• _Text_:
- From: Mârcis Pinnis <marcis.pinnis@Tilde.lv>
- Date: Wed, 21 Nov 2012 10:23:52 +0200
- To: Felix Sasaki <fsasaki@w3.org>
- CC: "public-multilingualweb-lt@w3.org" <public-multilingualweb-lt@w3.org>, dave lewis <dave.lewis@cs.tcd.ie>, "tadej.stajner@ijs.si" <tadej.stajner@ijs.si>
- Message-ID: <AC6FD4BB9BB02540AC7322091A6C3B5472B025A62D@postal.Tilde.lv>
Hi Felix,
If the base is xs:decimal, then - yes.
The xs:decimal requires that the decimal separator is a point and not a comma as used in some (including Latvian) locales... If that is not explicitly required, users could (mis)use locale specific formats, but that would cause compatibility problems. So ... (in my opinion) it is important that the format is a restricted (inclusive interval of [0;1]) variant of “xs:decimal”.
Best regards,
Mârcis ;o)
From: Felix Sasaki [mailto:fsasaki@w3.org]
Sent: Wednesday, November 21, 2012 10:15 AM
To: Mârcis Pinnis
Cc: public-multilingualweb-lt@w3.org; dave lewis; tadej.stajner@ijs.si
Subject: Re: Atb.: [action 265] data category specific confidence scores
Thanks, Marcis. Just to be sure: you are saying that the mtConfidence, disambigConfidence and termConfidence should follow a definition like this:
<simpleType name='confidence'>
<restriction base='decimal'>
<minInclusive value='0'/>
<maxInclusive value='1'/>
</restriction>
</simpleType>
Best,
Felix
Am 21.11.12 08:55, schrieb Mârcis Pinnis:
Hi Felix,
I went over the wording, there is only one thing that I find misleading and not well disambiguated.
The following are all valid mathematical representations of rational numbers: 0.3; 1/3; 0.(3) ... and with locale specifics: 0,3; 0,(3)
If the format specifies "a rational number in the interval 0 to 1" then all these I would assume valid (as a mathematician). Maybe the wording should be changed to: "a finite decimal number" (this would also hardcode the number base...). Maybe it is irrelevant, maybe not, but if there is already a limitation of 0 to 1, then I think there should be also a clear indication to the base and format (maybe it is possible to borrow the definition of xs:decimal http://www.w3.org/TR/xmlschema-2/#decimal).

• _Dataset content_:
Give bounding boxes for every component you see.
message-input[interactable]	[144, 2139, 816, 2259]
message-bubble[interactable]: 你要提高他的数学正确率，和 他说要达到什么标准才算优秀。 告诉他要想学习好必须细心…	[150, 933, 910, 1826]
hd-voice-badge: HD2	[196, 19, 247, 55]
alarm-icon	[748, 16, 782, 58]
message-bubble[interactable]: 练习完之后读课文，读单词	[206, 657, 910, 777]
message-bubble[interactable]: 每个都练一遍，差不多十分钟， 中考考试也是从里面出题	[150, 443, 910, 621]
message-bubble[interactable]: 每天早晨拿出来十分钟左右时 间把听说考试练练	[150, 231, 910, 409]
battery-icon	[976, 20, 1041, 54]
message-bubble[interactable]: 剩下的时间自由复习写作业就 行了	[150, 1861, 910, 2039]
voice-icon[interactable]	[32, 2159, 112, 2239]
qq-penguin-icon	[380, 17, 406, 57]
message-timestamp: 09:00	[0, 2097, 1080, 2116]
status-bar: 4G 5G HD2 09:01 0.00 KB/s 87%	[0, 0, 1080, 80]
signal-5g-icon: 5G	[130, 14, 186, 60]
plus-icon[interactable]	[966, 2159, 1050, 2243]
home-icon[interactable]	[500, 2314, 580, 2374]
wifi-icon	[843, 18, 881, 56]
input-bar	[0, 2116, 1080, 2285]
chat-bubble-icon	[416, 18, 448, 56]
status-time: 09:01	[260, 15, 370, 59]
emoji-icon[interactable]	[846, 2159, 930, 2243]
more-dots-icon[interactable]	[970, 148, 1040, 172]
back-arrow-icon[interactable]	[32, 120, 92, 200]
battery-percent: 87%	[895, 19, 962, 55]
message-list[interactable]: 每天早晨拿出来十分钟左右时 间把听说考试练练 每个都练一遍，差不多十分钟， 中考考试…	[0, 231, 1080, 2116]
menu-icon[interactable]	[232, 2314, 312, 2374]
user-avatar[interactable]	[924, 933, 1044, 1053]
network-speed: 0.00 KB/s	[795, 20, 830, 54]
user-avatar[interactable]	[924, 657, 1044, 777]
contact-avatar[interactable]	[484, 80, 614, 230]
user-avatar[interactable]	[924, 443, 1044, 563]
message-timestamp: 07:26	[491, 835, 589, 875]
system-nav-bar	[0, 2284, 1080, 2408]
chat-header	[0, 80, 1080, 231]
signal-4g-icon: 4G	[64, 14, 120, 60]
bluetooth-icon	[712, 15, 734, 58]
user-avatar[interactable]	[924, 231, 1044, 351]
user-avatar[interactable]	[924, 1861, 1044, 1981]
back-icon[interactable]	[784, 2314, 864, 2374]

• _Prompt 1_:
Decide whether each statement below agrees with the confidence-score email thread above, answering yes or no and quoting the words of the thread that decide it.
(a) Mârcis states that xs:decimal requires a point rather than a comma as the decimal separator.
(b) The definition Felix asks about restricts the base type 'integer'.
(c) Mârcis finds the wording of the format entirely clear.
• _Prompt 2_:
Write the next part of the confidence-score email thread above, beginning after its final sentence.

• _Written response 1_:
(a) Yes: "The xs:decimal requires that the decimal separator is a point and not a comma as used in some (including Latvian) locales..."
(b) No: "<restriction base='decimal'>"
(c) No: "there is only one thing that I find misleading and not well disambiguated."

• _Written response 2_:
Best regards,
Mârcis ;o)
-----Original Message-----
From: Felix Sasaki [mailto:fsasaki@w3.org]
Sent: Tuesday, November 20, 2012 11:07 PM
To: public-multilingualweb-lt@w3.org<mailto:public-multilingualweb-lt@w3.org>; dave lewis; tadej.stajner@ijs.si<mailto:tadej.stajner@ijs.si>; Mârcis Pinnis
Subject: Re: Atb.: [action 265] data category specific confidence scores
Hi Dave, Marcis, Tadej, all,
Am 14.11.12 19:27, schrieb Tadej Stajner:
Hi, Dave, Marcis,
(see below)
On 11/14/2012 5:47 PM, Dave Lewis wrote:
thanks for the feedback, comment inline.
On 13/11/2012 19:56, Mârcis Pinnis wrote:
Hi Dave,
1) I support your suggestion as drafted in the attachment.
2) Although I believe there is a typing mistake:
<p>And he said: you need a new <quote its:term="yes"
its-info-term-ref=”http://www.directron.com/motherboards1.html”
its-term-confidence=”0.5”>motherboard</quote></p>
I believe its-info-term-ref should actually be its-term-info-ref?!
thanks for spotting that, we'll fix it.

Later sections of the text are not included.